**THE EXERCISE**.
Leave out every picture, and restate word for word only the lines from the one containing "Transcribe this image's" through the end of the material.

Dataset entries on figures
# # #

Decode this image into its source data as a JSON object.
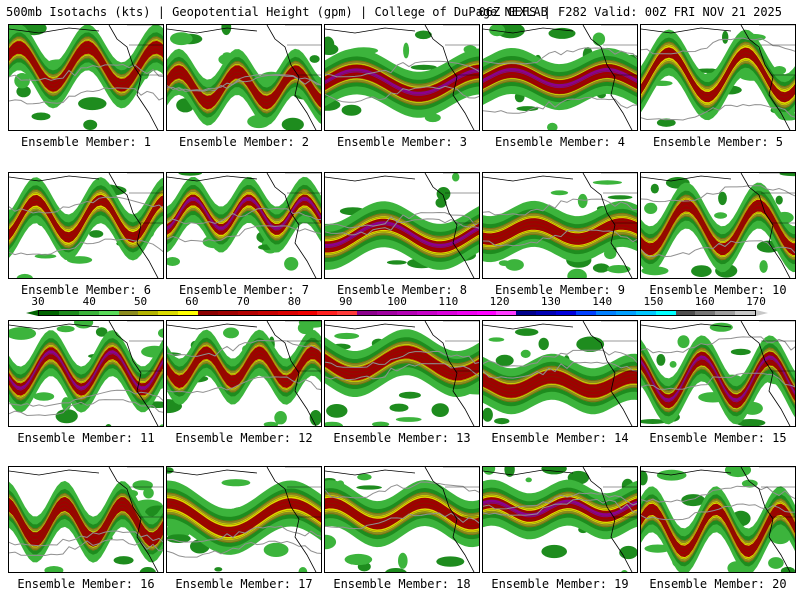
{
  "header": {
    "left": "500mb Isotachs (kts) | Geopotential Height (gpm) | College of DuPage NEXLAB",
    "right": "06Z GEFS | F282 Valid: 00Z FRI NOV 21 2025"
  },
  "members": [
    {
      "label": "Ensemble Member: 1"
    },
    {
      "label": "Ensemble Member: 2"
    },
    {
      "label": "Ensemble Member: 3"
    },
    {
      "label": "Ensemble Member: 4"
    },
    {
      "label": "Ensemble Member: 5"
    },
    {
      "label": "Ensemble Member: 6"
    },
    {
      "label": "Ensemble Member: 7"
    },
    {
      "label": "Ensemble Member: 8"
    },
    {
      "label": "Ensemble Member: 9"
    },
    {
      "label": "Ensemble Member: 10"
    },
    {
      "label": "Ensemble Member: 11"
    },
    {
      "label": "Ensemble Member: 12"
    },
    {
      "label": "Ensemble Member: 13"
    },
    {
      "label": "Ensemble Member: 14"
    },
    {
      "label": "Ensemble Member: 15"
    },
    {
      "label": "Ensemble Member: 16"
    },
    {
      "label": "Ensemble Member: 17"
    },
    {
      "label": "Ensemble Member: 18"
    },
    {
      "label": "Ensemble Member: 19"
    },
    {
      "label": "Ensemble Member: 20"
    }
  ],
  "colorbar": {
    "ticks": [
      "30",
      "40",
      "50",
      "60",
      "70",
      "80",
      "90",
      "100",
      "110",
      "120",
      "130",
      "140",
      "150",
      "160",
      "170"
    ],
    "colors": [
      "#006400",
      "#1e8c1e",
      "#3cb43c",
      "#5adc5a",
      "#8c8c1e",
      "#b4b400",
      "#dcdc00",
      "#ffff00",
      "#8c0000",
      "#a00000",
      "#b40000",
      "#c80000",
      "#dc0000",
      "#f00000",
      "#ff2020",
      "#ff3c3c",
      "#8c008c",
      "#a000a0",
      "#b400b4",
      "#c800c8",
      "#dc00dc",
      "#f000f0",
      "#ff00ff",
      "#ff3cff",
      "#00008c",
      "#0000b4",
      "#0000dc",
      "#0040ff",
      "#0080ff",
      "#00a0ff",
      "#00c8ff",
      "#00ffff",
      "#505050",
      "#787878",
      "#a0a0a0",
      "#c8c8c8"
    ],
    "left_arrow_color": "#006400",
    "right_arrow_color": "#c8c8c8"
  },
  "map_colors": {
    "green": "#3cb43c",
    "dark_green": "#1e8c1e",
    "yellow": "#dcdc00",
    "olive": "#8c8c1e",
    "red": "#a00000",
    "purple": "#8c008c",
    "contour": "#909090",
    "coast": "#000000"
  }
}
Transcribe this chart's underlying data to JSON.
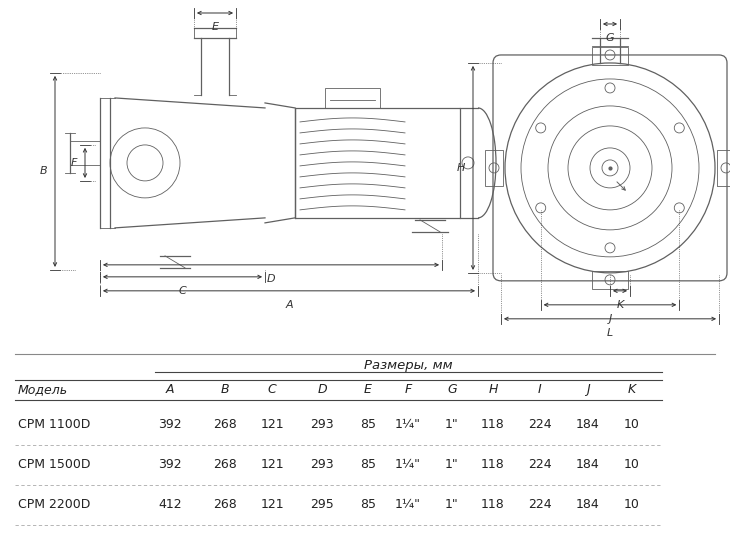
{
  "bg_color": "#ffffff",
  "table_header_top": "Размеры, мм",
  "table_col_header": [
    "Модель",
    "A",
    "B",
    "C",
    "D",
    "E",
    "F",
    "G",
    "H",
    "I",
    "J",
    "K"
  ],
  "table_rows": [
    [
      "CPM 1100D",
      "392",
      "268",
      "121",
      "293",
      "85",
      "1¼\"",
      "1\"",
      "118",
      "224",
      "184",
      "10"
    ],
    [
      "CPM 1500D",
      "392",
      "268",
      "121",
      "293",
      "85",
      "1¼\"",
      "1\"",
      "118",
      "224",
      "184",
      "10"
    ],
    [
      "CPM 2200D",
      "412",
      "268",
      "121",
      "295",
      "85",
      "1¼\"",
      "1\"",
      "118",
      "224",
      "184",
      "10"
    ]
  ],
  "fig_width": 7.3,
  "fig_height": 5.6,
  "dpi": 100
}
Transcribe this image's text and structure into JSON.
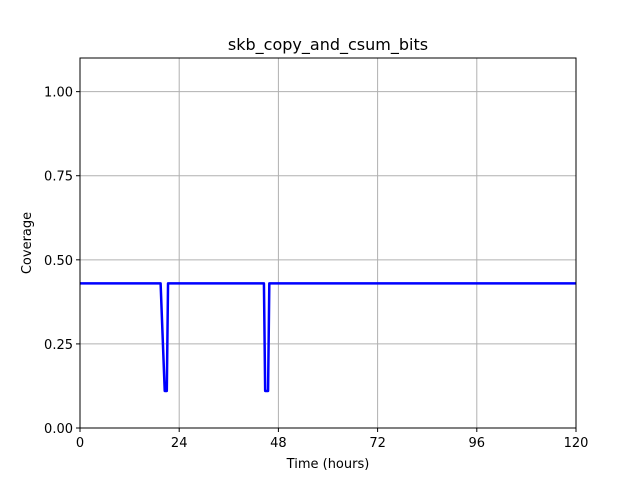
{
  "chart_data": {
    "type": "line",
    "title": "skb_copy_and_csum_bits",
    "xlabel": "Time (hours)",
    "ylabel": "Coverage",
    "xlim": [
      0,
      120
    ],
    "ylim": [
      0,
      1.1
    ],
    "xticks": [
      0,
      24,
      48,
      72,
      96,
      120
    ],
    "xtick_labels": [
      "0",
      "24",
      "48",
      "72",
      "96",
      "120"
    ],
    "yticks": [
      0,
      0.25,
      0.5,
      0.75,
      1.0
    ],
    "ytick_labels": [
      "0.00",
      "0.25",
      "0.50",
      "0.75",
      "1.00"
    ],
    "grid": true,
    "series": [
      {
        "color": "#0000ff",
        "x": [
          0,
          19.5,
          20.5,
          21,
          21.3,
          44.5,
          44.8,
          45.5,
          45.8,
          120
        ],
        "y": [
          0.43,
          0.43,
          0.11,
          0.11,
          0.43,
          0.43,
          0.11,
          0.11,
          0.43,
          0.43
        ]
      }
    ]
  }
}
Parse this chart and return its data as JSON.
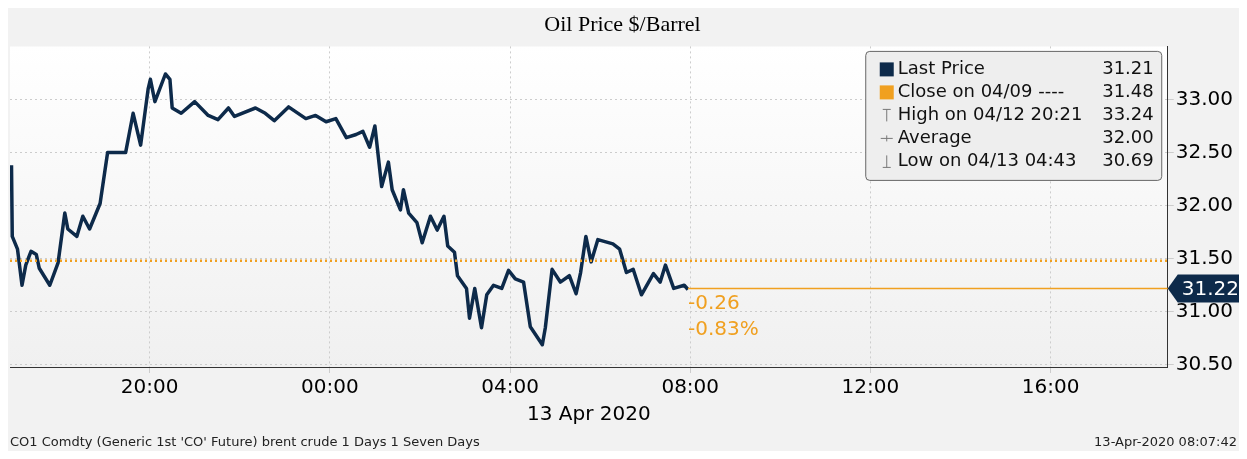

# # #

**FINISHED ANSWER**.
Transcribe this image's text and structure into JSON.
{
  "chart_data": {
    "type": "line",
    "title": "skb_copy_and_csum_bits",
    "xlabel": "Time (hours)",
    "ylabel": "Coverage",
    "xlim": [
      0,
      120
    ],
    "ylim": [
      0,
      1.1
    ],
    "xticks": [
      0,
      24,
      48,
      72,
      96,
      120
    ],
    "xtick_labels": [
      "0",
      "24",
      "48",
      "72",
      "96",
      "120"
    ],
    "yticks": [
      0,
      0.25,
      0.5,
      0.75,
      1.0
    ],
    "ytick_labels": [
      "0.00",
      "0.25",
      "0.50",
      "0.75",
      "1.00"
    ],
    "grid": true,
    "series": [
      {
        "color": "#0000ff",
        "x": [
          0,
          19.5,
          20.5,
          21,
          21.3,
          44.5,
          44.8,
          45.5,
          45.8,
          120
        ],
        "y": [
          0.43,
          0.43,
          0.11,
          0.11,
          0.43,
          0.43,
          0.11,
          0.11,
          0.43,
          0.43
        ]
      }
    ]
  }
}
Parse this chart and return its data as JSON.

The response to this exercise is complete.